◆ YOUR TASK:
The data must be returned in full and exactly as given.

◆ RECORDS TO PROCESS:
——
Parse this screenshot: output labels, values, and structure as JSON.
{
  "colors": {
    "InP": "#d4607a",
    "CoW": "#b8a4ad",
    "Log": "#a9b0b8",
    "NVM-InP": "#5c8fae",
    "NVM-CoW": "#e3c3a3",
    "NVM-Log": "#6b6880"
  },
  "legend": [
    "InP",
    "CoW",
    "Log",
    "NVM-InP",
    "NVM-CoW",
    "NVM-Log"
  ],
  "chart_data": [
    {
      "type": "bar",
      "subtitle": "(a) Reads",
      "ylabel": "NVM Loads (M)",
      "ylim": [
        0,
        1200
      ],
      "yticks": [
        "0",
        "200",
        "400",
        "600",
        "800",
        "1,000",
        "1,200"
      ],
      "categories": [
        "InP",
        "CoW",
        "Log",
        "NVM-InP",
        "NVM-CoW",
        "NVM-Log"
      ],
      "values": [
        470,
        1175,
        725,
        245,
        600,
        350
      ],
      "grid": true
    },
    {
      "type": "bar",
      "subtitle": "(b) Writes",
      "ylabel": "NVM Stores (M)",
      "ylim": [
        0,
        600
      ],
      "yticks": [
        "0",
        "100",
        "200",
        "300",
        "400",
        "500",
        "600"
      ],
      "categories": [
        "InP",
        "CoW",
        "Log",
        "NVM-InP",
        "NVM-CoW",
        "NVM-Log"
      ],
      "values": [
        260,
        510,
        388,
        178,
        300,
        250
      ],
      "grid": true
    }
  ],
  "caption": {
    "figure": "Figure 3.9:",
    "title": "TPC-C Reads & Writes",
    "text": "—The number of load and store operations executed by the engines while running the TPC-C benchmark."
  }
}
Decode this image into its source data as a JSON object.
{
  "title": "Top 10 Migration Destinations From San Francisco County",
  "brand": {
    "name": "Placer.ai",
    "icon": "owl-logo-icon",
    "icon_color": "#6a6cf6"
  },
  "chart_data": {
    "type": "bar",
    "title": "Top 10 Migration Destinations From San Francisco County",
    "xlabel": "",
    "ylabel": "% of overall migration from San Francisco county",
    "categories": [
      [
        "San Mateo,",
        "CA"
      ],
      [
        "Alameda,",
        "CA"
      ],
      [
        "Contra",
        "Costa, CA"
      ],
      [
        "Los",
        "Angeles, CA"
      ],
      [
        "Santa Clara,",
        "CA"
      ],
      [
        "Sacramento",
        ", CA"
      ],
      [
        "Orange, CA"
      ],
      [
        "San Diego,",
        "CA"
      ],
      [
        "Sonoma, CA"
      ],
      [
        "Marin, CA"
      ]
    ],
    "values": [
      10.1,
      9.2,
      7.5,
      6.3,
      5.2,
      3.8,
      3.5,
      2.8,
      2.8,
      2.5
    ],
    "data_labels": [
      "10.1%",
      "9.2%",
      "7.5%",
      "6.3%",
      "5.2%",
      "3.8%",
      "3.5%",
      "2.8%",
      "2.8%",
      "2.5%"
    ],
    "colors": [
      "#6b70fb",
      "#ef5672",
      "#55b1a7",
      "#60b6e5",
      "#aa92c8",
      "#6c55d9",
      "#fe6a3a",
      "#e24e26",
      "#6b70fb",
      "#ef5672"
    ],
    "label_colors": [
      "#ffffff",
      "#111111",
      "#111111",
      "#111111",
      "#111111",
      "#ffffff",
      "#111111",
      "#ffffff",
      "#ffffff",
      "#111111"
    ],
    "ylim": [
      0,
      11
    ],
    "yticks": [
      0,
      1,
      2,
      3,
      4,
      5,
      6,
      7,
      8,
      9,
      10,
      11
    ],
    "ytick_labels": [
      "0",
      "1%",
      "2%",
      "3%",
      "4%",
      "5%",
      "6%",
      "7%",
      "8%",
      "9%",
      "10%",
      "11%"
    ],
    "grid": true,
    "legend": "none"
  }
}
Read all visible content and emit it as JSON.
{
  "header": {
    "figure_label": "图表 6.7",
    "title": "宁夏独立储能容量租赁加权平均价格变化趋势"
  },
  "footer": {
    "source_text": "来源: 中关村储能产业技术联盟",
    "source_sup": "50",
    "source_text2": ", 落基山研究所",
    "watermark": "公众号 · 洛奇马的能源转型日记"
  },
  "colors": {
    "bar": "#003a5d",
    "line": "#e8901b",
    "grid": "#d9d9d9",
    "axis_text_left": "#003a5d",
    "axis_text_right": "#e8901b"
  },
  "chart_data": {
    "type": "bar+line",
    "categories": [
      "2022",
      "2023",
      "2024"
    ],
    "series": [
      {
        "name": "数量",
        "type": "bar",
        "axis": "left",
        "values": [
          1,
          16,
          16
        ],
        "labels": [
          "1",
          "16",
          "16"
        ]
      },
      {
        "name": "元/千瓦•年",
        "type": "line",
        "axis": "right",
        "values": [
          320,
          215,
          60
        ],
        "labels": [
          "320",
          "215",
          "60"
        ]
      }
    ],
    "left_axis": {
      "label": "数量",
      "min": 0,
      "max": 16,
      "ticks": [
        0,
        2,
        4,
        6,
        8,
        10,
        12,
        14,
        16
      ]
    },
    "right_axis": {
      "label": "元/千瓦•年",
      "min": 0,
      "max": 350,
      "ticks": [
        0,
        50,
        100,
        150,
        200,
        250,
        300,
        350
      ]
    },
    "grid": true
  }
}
——
◆ WRITTEN SOLUTION:
Parse this screenshot: output labels, values, and structure as JSON.
{
  "colors": {
    "InP": "#d4607a",
    "CoW": "#b8a4ad",
    "Log": "#a9b0b8",
    "NVM-InP": "#5c8fae",
    "NVM-CoW": "#e3c3a3",
    "NVM-Log": "#6b6880"
  },
  "legend": [
    "InP",
    "CoW",
    "Log",
    "NVM-InP",
    "NVM-CoW",
    "NVM-Log"
  ],
  "chart_data": [
    {
      "type": "bar",
      "subtitle": "(a) Reads",
      "ylabel": "NVM Loads (M)",
      "ylim": [
        0,
        1200
      ],
      "yticks": [
        "0",
        "200",
        "400",
        "600",
        "800",
        "1,000",
        "1,200"
      ],
      "categories": [
        "InP",
        "CoW",
        "Log",
        "NVM-InP",
        "NVM-CoW",
        "NVM-Log"
      ],
      "values": [
        470,
        1175,
        725,
        245,
        600,
        350
      ],
      "grid": true
    },
    {
      "type": "bar",
      "subtitle": "(b) Writes",
      "ylabel": "NVM Stores (M)",
      "ylim": [
        0,
        600
      ],
      "yticks": [
        "0",
        "100",
        "200",
        "300",
        "400",
        "500",
        "600"
      ],
      "categories": [
        "InP",
        "CoW",
        "Log",
        "NVM-InP",
        "NVM-CoW",
        "NVM-Log"
      ],
      "values": [
        260,
        510,
        388,
        178,
        300,
        250
      ],
      "grid": true
    }
  ],
  "caption": {
    "figure": "Figure 3.9:",
    "title": "TPC-C Reads & Writes",
    "text": "—The number of load and store operations executed by the engines while running the TPC-C benchmark."
  }
}
Decode this image into its source data as a JSON object.
{
  "title": "Top 10 Migration Destinations From San Francisco County",
  "brand": {
    "name": "Placer.ai",
    "icon": "owl-logo-icon",
    "icon_color": "#6a6cf6"
  },
  "chart_data": {
    "type": "bar",
    "title": "Top 10 Migration Destinations From San Francisco County",
    "xlabel": "",
    "ylabel": "% of overall migration from San Francisco county",
    "categories": [
      [
        "San Mateo,",
        "CA"
      ],
      [
        "Alameda,",
        "CA"
      ],
      [
        "Contra",
        "Costa, CA"
      ],
      [
        "Los",
        "Angeles, CA"
      ],
      [
        "Santa Clara,",
        "CA"
      ],
      [
        "Sacramento",
        ", CA"
      ],
      [
        "Orange, CA"
      ],
      [
        "San Diego,",
        "CA"
      ],
      [
        "Sonoma, CA"
      ],
      [
        "Marin, CA"
      ]
    ],
    "values": [
      10.1,
      9.2,
      7.5,
      6.3,
      5.2,
      3.8,
      3.5,
      2.8,
      2.8,
      2.5
    ],
    "data_labels": [
      "10.1%",
      "9.2%",
      "7.5%",
      "6.3%",
      "5.2%",
      "3.8%",
      "3.5%",
      "2.8%",
      "2.8%",
      "2.5%"
    ],
    "colors": [
      "#6b70fb",
      "#ef5672",
      "#55b1a7",
      "#60b6e5",
      "#aa92c8",
      "#6c55d9",
      "#fe6a3a",
      "#e24e26",
      "#6b70fb",
      "#ef5672"
    ],
    "label_colors": [
      "#ffffff",
      "#111111",
      "#111111",
      "#111111",
      "#111111",
      "#ffffff",
      "#111111",
      "#ffffff",
      "#ffffff",
      "#111111"
    ],
    "ylim": [
      0,
      11
    ],
    "yticks": [
      0,
      1,
      2,
      3,
      4,
      5,
      6,
      7,
      8,
      9,
      10,
      11
    ],
    "ytick_labels": [
      "0",
      "1%",
      "2%",
      "3%",
      "4%",
      "5%",
      "6%",
      "7%",
      "8%",
      "9%",
      "10%",
      "11%"
    ],
    "grid": true,
    "legend": "none"
  }
}
Read all visible content and emit it as JSON.
{
  "header": {
    "figure_label": "图表 6.7",
    "title": "宁夏独立储能容量租赁加权平均价格变化趋势"
  },
  "footer": {
    "source_text": "来源: 中关村储能产业技术联盟",
    "source_sup": "50",
    "source_text2": ", 落基山研究所",
    "watermark": "公众号 · 洛奇马的能源转型日记"
  },
  "colors": {
    "bar": "#003a5d",
    "line": "#e8901b",
    "grid": "#d9d9d9",
    "axis_text_left": "#003a5d",
    "axis_text_right": "#e8901b"
  },
  "chart_data": {
    "type": "bar+line",
    "categories": [
      "2022",
      "2023",
      "2024"
    ],
    "series": [
      {
        "name": "数量",
        "type": "bar",
        "axis": "left",
        "values": [
          1,
          16,
          16
        ],
        "labels": [
          "1",
          "16",
          "16"
        ]
      },
      {
        "name": "元/千瓦•年",
        "type": "line",
        "axis": "right",
        "values": [
          320,
          215,
          60
        ],
        "labels": [
          "320",
          "215",
          "60"
        ]
      }
    ],
    "left_axis": {
      "label": "数量",
      "min": 0,
      "max": 16,
      "ticks": [
        0,
        2,
        4,
        6,
        8,
        10,
        12,
        14,
        16
      ]
    },
    "right_axis": {
      "label": "元/千瓦•年",
      "min": 0,
      "max": 350,
      "ticks": [
        0,
        50,
        100,
        150,
        200,
        250,
        300,
        350
      ]
    },
    "grid": true
  }
}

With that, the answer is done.